_Problem to solve_
Find the lines holding "background" and copy them.

_Task data_
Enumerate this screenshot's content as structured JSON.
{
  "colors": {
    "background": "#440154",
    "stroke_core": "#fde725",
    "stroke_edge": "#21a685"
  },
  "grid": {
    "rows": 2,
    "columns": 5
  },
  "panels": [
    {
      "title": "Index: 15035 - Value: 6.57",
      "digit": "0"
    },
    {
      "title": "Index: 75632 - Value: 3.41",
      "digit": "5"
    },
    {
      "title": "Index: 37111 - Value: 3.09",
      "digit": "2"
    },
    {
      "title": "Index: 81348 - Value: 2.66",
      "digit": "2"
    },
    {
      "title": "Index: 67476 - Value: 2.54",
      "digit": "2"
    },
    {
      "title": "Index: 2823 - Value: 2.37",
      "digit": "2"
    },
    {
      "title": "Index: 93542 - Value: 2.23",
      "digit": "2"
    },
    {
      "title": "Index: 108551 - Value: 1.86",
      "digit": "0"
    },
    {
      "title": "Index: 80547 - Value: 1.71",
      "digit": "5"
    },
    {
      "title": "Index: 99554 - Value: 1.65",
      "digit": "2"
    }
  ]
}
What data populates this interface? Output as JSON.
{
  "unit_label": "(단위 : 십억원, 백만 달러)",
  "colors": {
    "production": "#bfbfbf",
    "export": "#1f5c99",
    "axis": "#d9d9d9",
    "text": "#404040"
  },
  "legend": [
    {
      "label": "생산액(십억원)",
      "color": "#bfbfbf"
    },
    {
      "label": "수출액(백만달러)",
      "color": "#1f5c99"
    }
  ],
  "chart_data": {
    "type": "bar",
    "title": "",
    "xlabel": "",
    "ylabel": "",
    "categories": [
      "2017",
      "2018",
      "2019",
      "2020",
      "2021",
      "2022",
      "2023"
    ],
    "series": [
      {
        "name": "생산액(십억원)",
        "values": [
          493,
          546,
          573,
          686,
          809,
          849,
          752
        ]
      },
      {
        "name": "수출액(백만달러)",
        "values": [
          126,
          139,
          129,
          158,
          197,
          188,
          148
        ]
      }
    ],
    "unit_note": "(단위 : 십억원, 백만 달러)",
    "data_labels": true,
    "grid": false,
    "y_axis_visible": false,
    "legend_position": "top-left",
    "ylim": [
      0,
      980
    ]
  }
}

* * *

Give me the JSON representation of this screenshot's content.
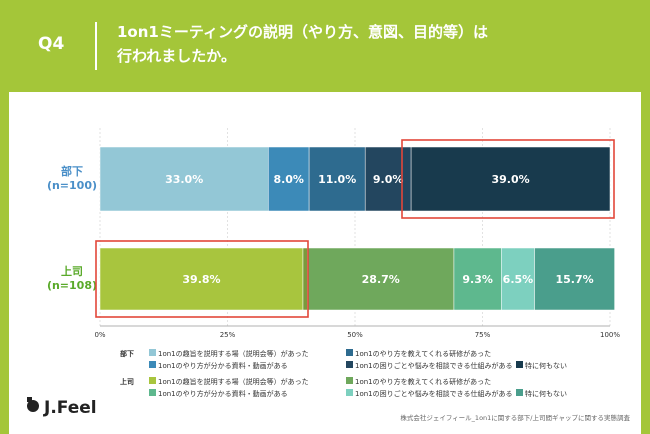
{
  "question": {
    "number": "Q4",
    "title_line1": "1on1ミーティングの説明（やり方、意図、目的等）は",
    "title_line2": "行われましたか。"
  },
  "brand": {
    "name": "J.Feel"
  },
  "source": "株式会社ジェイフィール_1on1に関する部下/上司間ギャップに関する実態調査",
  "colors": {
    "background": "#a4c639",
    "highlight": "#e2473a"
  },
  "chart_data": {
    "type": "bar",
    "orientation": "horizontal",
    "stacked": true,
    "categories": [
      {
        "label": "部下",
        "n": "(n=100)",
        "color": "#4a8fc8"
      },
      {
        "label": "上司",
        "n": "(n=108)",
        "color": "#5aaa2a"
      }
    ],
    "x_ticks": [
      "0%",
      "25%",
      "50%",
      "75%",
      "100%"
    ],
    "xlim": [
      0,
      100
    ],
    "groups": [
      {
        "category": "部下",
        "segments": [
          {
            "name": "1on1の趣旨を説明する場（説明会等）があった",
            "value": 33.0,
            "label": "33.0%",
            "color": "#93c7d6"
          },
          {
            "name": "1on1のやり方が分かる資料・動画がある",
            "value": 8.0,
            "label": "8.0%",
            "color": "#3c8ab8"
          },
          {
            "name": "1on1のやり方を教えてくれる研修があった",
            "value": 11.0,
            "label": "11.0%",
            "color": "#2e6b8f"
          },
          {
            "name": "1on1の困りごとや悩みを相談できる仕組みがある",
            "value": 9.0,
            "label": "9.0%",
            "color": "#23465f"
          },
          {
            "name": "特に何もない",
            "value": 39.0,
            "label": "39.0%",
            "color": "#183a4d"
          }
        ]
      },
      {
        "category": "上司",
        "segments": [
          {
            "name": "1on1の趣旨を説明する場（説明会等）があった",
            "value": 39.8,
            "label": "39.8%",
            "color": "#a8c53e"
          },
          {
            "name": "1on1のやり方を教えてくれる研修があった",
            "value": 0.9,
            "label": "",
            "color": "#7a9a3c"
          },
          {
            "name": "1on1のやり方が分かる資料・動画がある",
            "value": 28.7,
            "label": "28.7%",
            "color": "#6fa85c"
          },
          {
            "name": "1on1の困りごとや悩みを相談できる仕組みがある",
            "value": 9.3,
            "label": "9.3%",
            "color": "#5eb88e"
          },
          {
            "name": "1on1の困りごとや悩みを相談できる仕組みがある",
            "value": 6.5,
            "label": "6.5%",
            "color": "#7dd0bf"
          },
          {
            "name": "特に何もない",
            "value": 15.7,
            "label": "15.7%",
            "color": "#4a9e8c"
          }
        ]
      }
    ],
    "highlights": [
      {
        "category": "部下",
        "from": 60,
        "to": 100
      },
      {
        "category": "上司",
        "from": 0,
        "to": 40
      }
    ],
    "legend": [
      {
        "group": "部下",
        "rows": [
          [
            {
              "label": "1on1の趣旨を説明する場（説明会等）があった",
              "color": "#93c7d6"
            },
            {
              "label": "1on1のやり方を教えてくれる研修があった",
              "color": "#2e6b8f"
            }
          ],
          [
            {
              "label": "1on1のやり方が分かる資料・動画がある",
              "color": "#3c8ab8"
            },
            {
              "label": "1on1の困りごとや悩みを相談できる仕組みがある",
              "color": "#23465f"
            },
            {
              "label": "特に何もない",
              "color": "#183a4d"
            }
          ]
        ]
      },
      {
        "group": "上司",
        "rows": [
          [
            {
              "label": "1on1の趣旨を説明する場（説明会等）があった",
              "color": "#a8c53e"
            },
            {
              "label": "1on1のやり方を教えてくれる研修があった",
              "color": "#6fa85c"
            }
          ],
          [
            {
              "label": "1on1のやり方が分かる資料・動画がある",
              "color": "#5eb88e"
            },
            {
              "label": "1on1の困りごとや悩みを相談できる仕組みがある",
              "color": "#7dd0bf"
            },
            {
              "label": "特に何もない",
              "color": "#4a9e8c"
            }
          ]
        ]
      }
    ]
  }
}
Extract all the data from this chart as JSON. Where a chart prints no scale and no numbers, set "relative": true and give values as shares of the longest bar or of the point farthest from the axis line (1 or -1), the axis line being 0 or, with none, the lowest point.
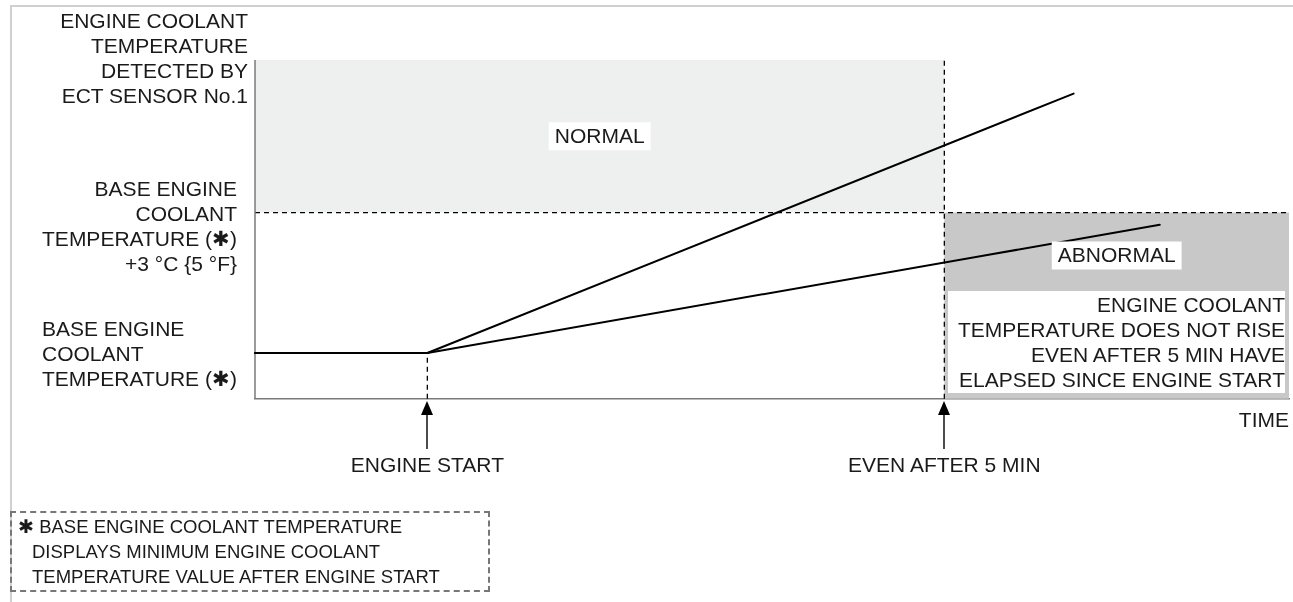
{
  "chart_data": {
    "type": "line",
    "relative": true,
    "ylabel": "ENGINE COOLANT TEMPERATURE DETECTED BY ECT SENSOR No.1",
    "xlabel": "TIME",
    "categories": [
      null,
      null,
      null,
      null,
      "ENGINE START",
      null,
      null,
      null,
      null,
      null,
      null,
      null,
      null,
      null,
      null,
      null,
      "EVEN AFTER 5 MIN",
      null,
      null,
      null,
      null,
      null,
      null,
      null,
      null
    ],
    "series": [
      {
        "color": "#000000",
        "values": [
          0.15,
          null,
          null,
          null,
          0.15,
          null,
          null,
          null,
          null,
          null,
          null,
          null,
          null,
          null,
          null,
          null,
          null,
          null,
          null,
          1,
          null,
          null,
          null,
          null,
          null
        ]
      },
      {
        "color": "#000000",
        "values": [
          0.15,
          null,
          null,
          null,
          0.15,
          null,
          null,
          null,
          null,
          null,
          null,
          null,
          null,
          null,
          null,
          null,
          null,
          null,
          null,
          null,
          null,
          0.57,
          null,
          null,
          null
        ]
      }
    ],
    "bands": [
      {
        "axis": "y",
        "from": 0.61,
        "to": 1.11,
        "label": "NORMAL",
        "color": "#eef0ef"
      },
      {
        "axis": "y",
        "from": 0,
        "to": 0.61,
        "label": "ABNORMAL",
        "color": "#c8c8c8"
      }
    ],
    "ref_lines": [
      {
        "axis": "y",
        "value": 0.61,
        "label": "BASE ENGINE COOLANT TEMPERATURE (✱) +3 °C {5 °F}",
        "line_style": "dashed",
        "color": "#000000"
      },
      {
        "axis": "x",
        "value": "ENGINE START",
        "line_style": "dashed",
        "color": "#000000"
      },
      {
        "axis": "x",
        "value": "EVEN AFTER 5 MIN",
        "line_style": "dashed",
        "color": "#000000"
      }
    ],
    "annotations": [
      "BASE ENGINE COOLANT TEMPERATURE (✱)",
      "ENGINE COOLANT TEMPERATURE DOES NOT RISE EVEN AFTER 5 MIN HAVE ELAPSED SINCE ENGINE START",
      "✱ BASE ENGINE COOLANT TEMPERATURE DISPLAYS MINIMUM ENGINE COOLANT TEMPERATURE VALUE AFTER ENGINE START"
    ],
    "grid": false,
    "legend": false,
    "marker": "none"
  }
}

_Written response_
    "background": "#440154",
    "background": "#a4c639",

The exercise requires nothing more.